» **MATERIAL**
= = =
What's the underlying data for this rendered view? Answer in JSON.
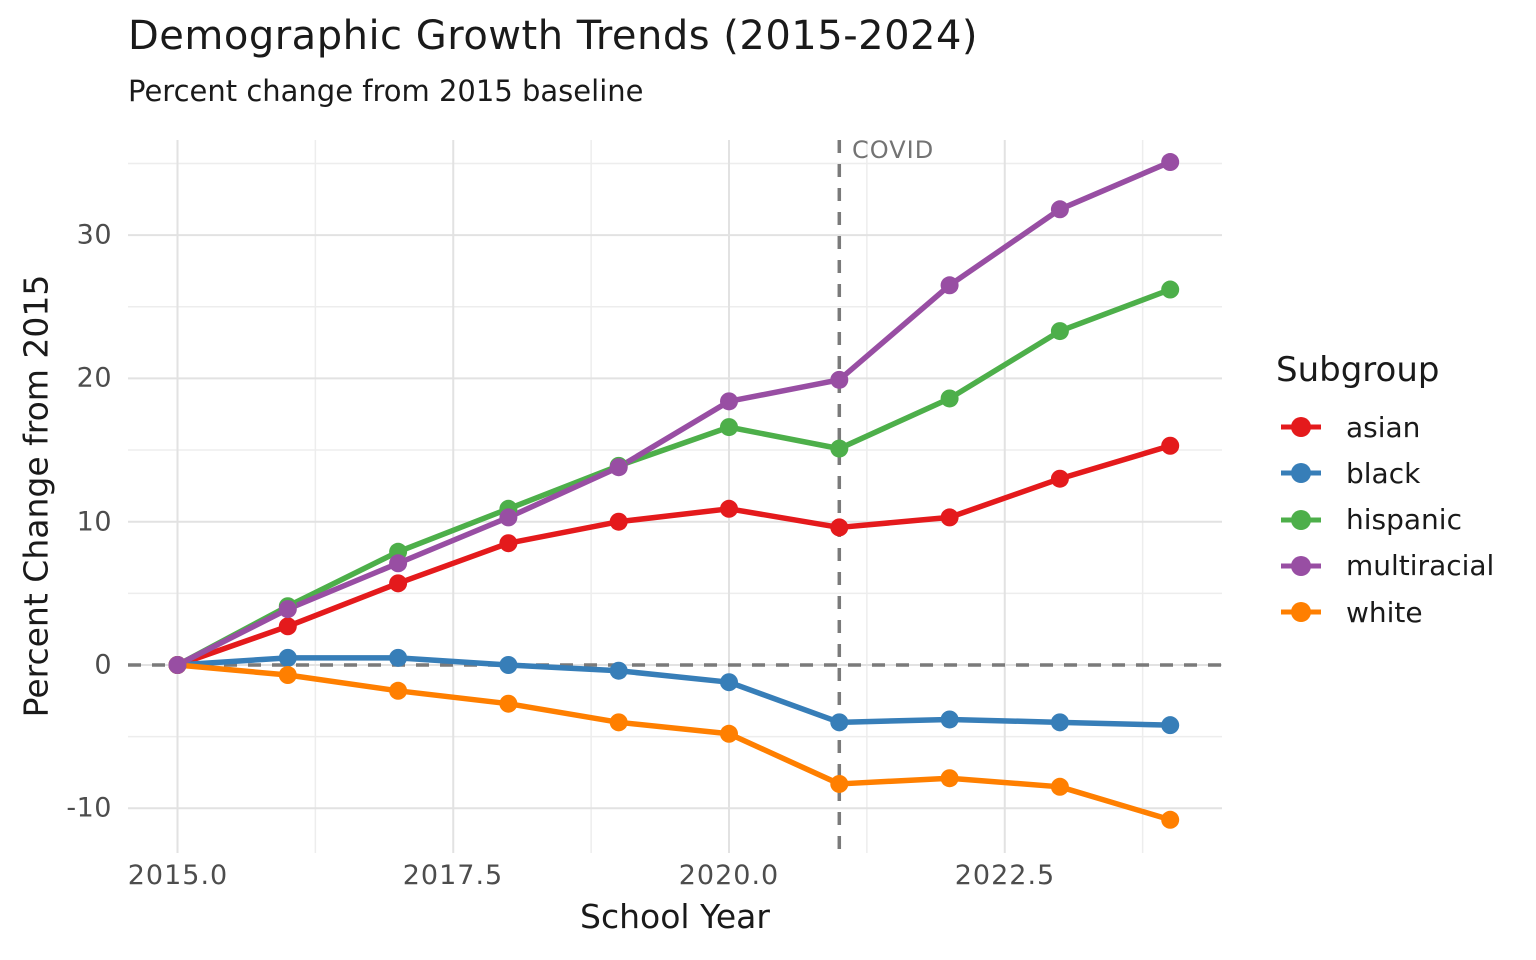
{
  "title": "Demographic Growth Trends (2015-2024)",
  "subtitle": "Percent change from 2015 baseline",
  "x_axis": {
    "label": "School Year",
    "ticks": [
      {
        "value": 2015.0,
        "label": "2015.0"
      },
      {
        "value": 2017.5,
        "label": "2017.5"
      },
      {
        "value": 2020.0,
        "label": "2020.0"
      },
      {
        "value": 2022.5,
        "label": "2022.5"
      }
    ]
  },
  "y_axis": {
    "label": "Percent Change from 2015",
    "ticks": [
      {
        "value": 30,
        "label": "30"
      },
      {
        "value": 20,
        "label": "20"
      },
      {
        "value": 10,
        "label": "10"
      },
      {
        "value": 0,
        "label": "0"
      },
      {
        "value": -10,
        "label": "-10"
      }
    ]
  },
  "annotation": {
    "label": "COVID",
    "x": 2021
  },
  "reference_lines": {
    "horizontal_y": 0,
    "vertical_x": 2021,
    "color": "#7a7a7a"
  },
  "legend": {
    "title": "Subgroup",
    "items": [
      {
        "label": "asian",
        "color": "#E41A1C"
      },
      {
        "label": "black",
        "color": "#377EB8"
      },
      {
        "label": "hispanic",
        "color": "#4DAF4A"
      },
      {
        "label": "multiracial",
        "color": "#984EA3"
      },
      {
        "label": "white",
        "color": "#FF7F00"
      }
    ]
  },
  "style_colors": {
    "grid_major": "#e2e2e2",
    "grid_minor": "#ededed",
    "axis_text": "#4d4d4d",
    "annotation_text": "#737373"
  },
  "chart_data": {
    "type": "line",
    "title": "Demographic Growth Trends (2015-2024)",
    "subtitle": "Percent change from 2015 baseline",
    "xlabel": "School Year",
    "ylabel": "Percent Change from 2015",
    "x": [
      2015,
      2016,
      2017,
      2018,
      2019,
      2020,
      2021,
      2022,
      2023,
      2024
    ],
    "series": [
      {
        "name": "asian",
        "color": "#E41A1C",
        "values": [
          0,
          2.7,
          5.7,
          8.5,
          10.0,
          10.9,
          9.6,
          10.3,
          13.0,
          15.3
        ]
      },
      {
        "name": "black",
        "color": "#377EB8",
        "values": [
          0,
          0.5,
          0.5,
          0.0,
          -0.4,
          -1.2,
          -4.0,
          -3.8,
          -4.0,
          -4.2
        ]
      },
      {
        "name": "hispanic",
        "color": "#4DAF4A",
        "values": [
          0,
          4.1,
          7.9,
          10.9,
          13.9,
          16.6,
          15.1,
          18.6,
          23.3,
          26.2
        ]
      },
      {
        "name": "multiracial",
        "color": "#984EA3",
        "values": [
          0,
          3.9,
          7.1,
          10.3,
          13.8,
          18.4,
          19.9,
          26.5,
          31.8,
          35.1
        ]
      },
      {
        "name": "white",
        "color": "#FF7F00",
        "values": [
          0,
          -0.7,
          -1.8,
          -2.7,
          -4.0,
          -4.8,
          -8.3,
          -7.9,
          -8.5,
          -10.8
        ]
      }
    ],
    "xlim": [
      2014.55,
      2024.45
    ],
    "ylim": [
      -13.1,
      36.6
    ],
    "grid": true,
    "x_major_breaks": [
      2015.0,
      2017.5,
      2020.0,
      2022.5
    ],
    "x_minor_breaks": [
      2016.25,
      2018.75,
      2021.25,
      2023.75
    ],
    "y_major_breaks": [
      -10,
      0,
      10,
      20,
      30
    ],
    "y_minor_breaks": [
      -5,
      5,
      15,
      25,
      35
    ],
    "legend_position": "right",
    "legend_title": "Subgroup"
  }
}
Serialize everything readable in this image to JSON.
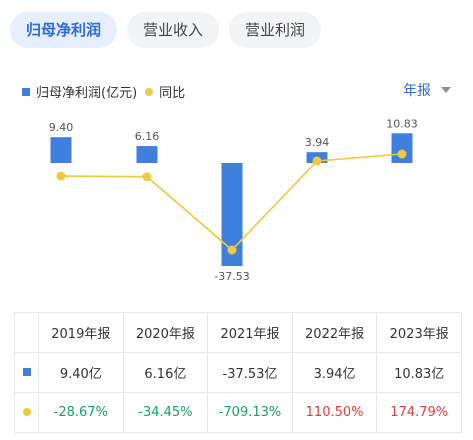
{
  "tabs": [
    {
      "label": "归母净利润",
      "active": true
    },
    {
      "label": "营业收入",
      "active": false
    },
    {
      "label": "营业利润",
      "active": false
    }
  ],
  "legend": {
    "bar": "归母净利润(亿元)",
    "line": "同比"
  },
  "period_selector": "年报",
  "colors": {
    "bar": "#3f7fde",
    "line": "#f2c744",
    "negative": "#1aa15f",
    "positive": "#e2413b",
    "accent": "#2f6bdc"
  },
  "chart_data": {
    "type": "bar",
    "categories": [
      "2019年报",
      "2020年报",
      "2021年报",
      "2022年报",
      "2023年报"
    ],
    "series": [
      {
        "name": "归母净利润(亿元)",
        "type": "bar",
        "values": [
          9.4,
          6.16,
          -37.53,
          3.94,
          10.83
        ],
        "labels": [
          "9.40",
          "6.16",
          "-37.53",
          "3.94",
          "10.83"
        ]
      },
      {
        "name": "同比",
        "type": "line",
        "values": [
          -28.67,
          -34.45,
          -709.13,
          110.5,
          174.79
        ]
      }
    ]
  },
  "table": {
    "headers": [
      "2019年报",
      "2020年报",
      "2021年报",
      "2022年报",
      "2023年报"
    ],
    "profit_row": [
      "9.40亿",
      "6.16亿",
      "-37.53亿",
      "3.94亿",
      "10.83亿"
    ],
    "yoy_row": [
      "-28.67%",
      "-34.45%",
      "-709.13%",
      "110.50%",
      "174.79%"
    ]
  }
}
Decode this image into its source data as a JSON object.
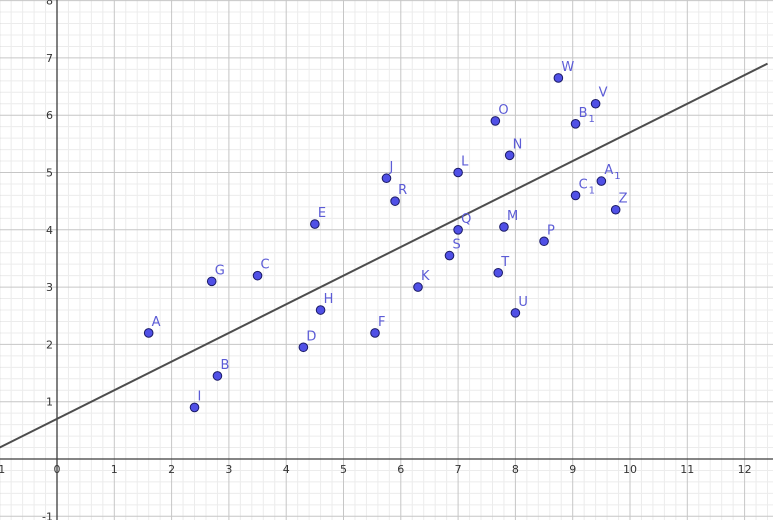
= = =
Repeat the records above exactly, omitting every picture.

What's the underlying data for this rendered view? Answer in JSON.
{
  "title": "Demographic Growth Trends (2015-2024)",
  "subtitle": "Percent change from 2015 baseline",
  "x_axis": {
    "label": "School Year",
    "ticks": [
      {
        "value": 2015.0,
        "label": "2015.0"
      },
      {
        "value": 2017.5,
        "label": "2017.5"
      },
      {
        "value": 2020.0,
        "label": "2020.0"
      },
      {
        "value": 2022.5,
        "label": "2022.5"
      }
    ]
  },
  "y_axis": {
    "label": "Percent Change from 2015",
    "ticks": [
      {
        "value": 30,
        "label": "30"
      },
      {
        "value": 20,
        "label": "20"
      },
      {
        "value": 10,
        "label": "10"
      },
      {
        "value": 0,
        "label": "0"
      },
      {
        "value": -10,
        "label": "-10"
      }
    ]
  },
  "annotation": {
    "label": "COVID",
    "x": 2021
  },
  "reference_lines": {
    "horizontal_y": 0,
    "vertical_x": 2021,
    "color": "#7a7a7a"
  },
  "legend": {
    "title": "Subgroup",
    "items": [
      {
        "label": "asian",
        "color": "#E41A1C"
      },
      {
        "label": "black",
        "color": "#377EB8"
      },
      {
        "label": "hispanic",
        "color": "#4DAF4A"
      },
      {
        "label": "multiracial",
        "color": "#984EA3"
      },
      {
        "label": "white",
        "color": "#FF7F00"
      }
    ]
  },
  "style_colors": {
    "grid_major": "#e2e2e2",
    "grid_minor": "#ededed",
    "axis_text": "#4d4d4d",
    "annotation_text": "#737373"
  },
  "chart_data": {
    "type": "line",
    "title": "Demographic Growth Trends (2015-2024)",
    "subtitle": "Percent change from 2015 baseline",
    "xlabel": "School Year",
    "ylabel": "Percent Change from 2015",
    "x": [
      2015,
      2016,
      2017,
      2018,
      2019,
      2020,
      2021,
      2022,
      2023,
      2024
    ],
    "series": [
      {
        "name": "asian",
        "color": "#E41A1C",
        "values": [
          0,
          2.7,
          5.7,
          8.5,
          10.0,
          10.9,
          9.6,
          10.3,
          13.0,
          15.3
        ]
      },
      {
        "name": "black",
        "color": "#377EB8",
        "values": [
          0,
          0.5,
          0.5,
          0.0,
          -0.4,
          -1.2,
          -4.0,
          -3.8,
          -4.0,
          -4.2
        ]
      },
      {
        "name": "hispanic",
        "color": "#4DAF4A",
        "values": [
          0,
          4.1,
          7.9,
          10.9,
          13.9,
          16.6,
          15.1,
          18.6,
          23.3,
          26.2
        ]
      },
      {
        "name": "multiracial",
        "color": "#984EA3",
        "values": [
          0,
          3.9,
          7.1,
          10.3,
          13.8,
          18.4,
          19.9,
          26.5,
          31.8,
          35.1
        ]
      },
      {
        "name": "white",
        "color": "#FF7F00",
        "values": [
          0,
          -0.7,
          -1.8,
          -2.7,
          -4.0,
          -4.8,
          -8.3,
          -7.9,
          -8.5,
          -10.8
        ]
      }
    ],
    "xlim": [
      2014.55,
      2024.45
    ],
    "ylim": [
      -13.1,
      36.6
    ],
    "grid": true,
    "x_major_breaks": [
      2015.0,
      2017.5,
      2020.0,
      2022.5
    ],
    "x_minor_breaks": [
      2016.25,
      2018.75,
      2021.25,
      2023.75
    ],
    "y_major_breaks": [
      -10,
      0,
      10,
      20,
      30
    ],
    "y_minor_breaks": [
      -5,
      5,
      15,
      25,
      35
    ],
    "legend_position": "right",
    "legend_title": "Subgroup"
  }
}
Serialize everything readable in this image to JSON.
{
  "tabs": [
    {
      "label": "归母净利润",
      "active": true
    },
    {
      "label": "营业收入",
      "active": false
    },
    {
      "label": "营业利润",
      "active": false
    }
  ],
  "legend": {
    "bar": "归母净利润(亿元)",
    "line": "同比"
  },
  "period_selector": "年报",
  "colors": {
    "bar": "#3f7fde",
    "line": "#f2c744",
    "negative": "#1aa15f",
    "positive": "#e2413b",
    "accent": "#2f6bdc"
  },
  "chart_data": {
    "type": "bar",
    "categories": [
      "2019年报",
      "2020年报",
      "2021年报",
      "2022年报",
      "2023年报"
    ],
    "series": [
      {
        "name": "归母净利润(亿元)",
        "type": "bar",
        "values": [
          9.4,
          6.16,
          -37.53,
          3.94,
          10.83
        ],
        "labels": [
          "9.40",
          "6.16",
          "-37.53",
          "3.94",
          "10.83"
        ]
      },
      {
        "name": "同比",
        "type": "line",
        "values": [
          -28.67,
          -34.45,
          -709.13,
          110.5,
          174.79
        ]
      }
    ]
  },
  "table": {
    "headers": [
      "2019年报",
      "2020年报",
      "2021年报",
      "2022年报",
      "2023年报"
    ],
    "profit_row": [
      "9.40亿",
      "6.16亿",
      "-37.53亿",
      "3.94亿",
      "10.83亿"
    ],
    "yoy_row": [
      "-28.67%",
      "-34.45%",
      "-709.13%",
      "110.50%",
      "174.79%"
    ]
  }
}
Decode this image into its source data as a JSON object.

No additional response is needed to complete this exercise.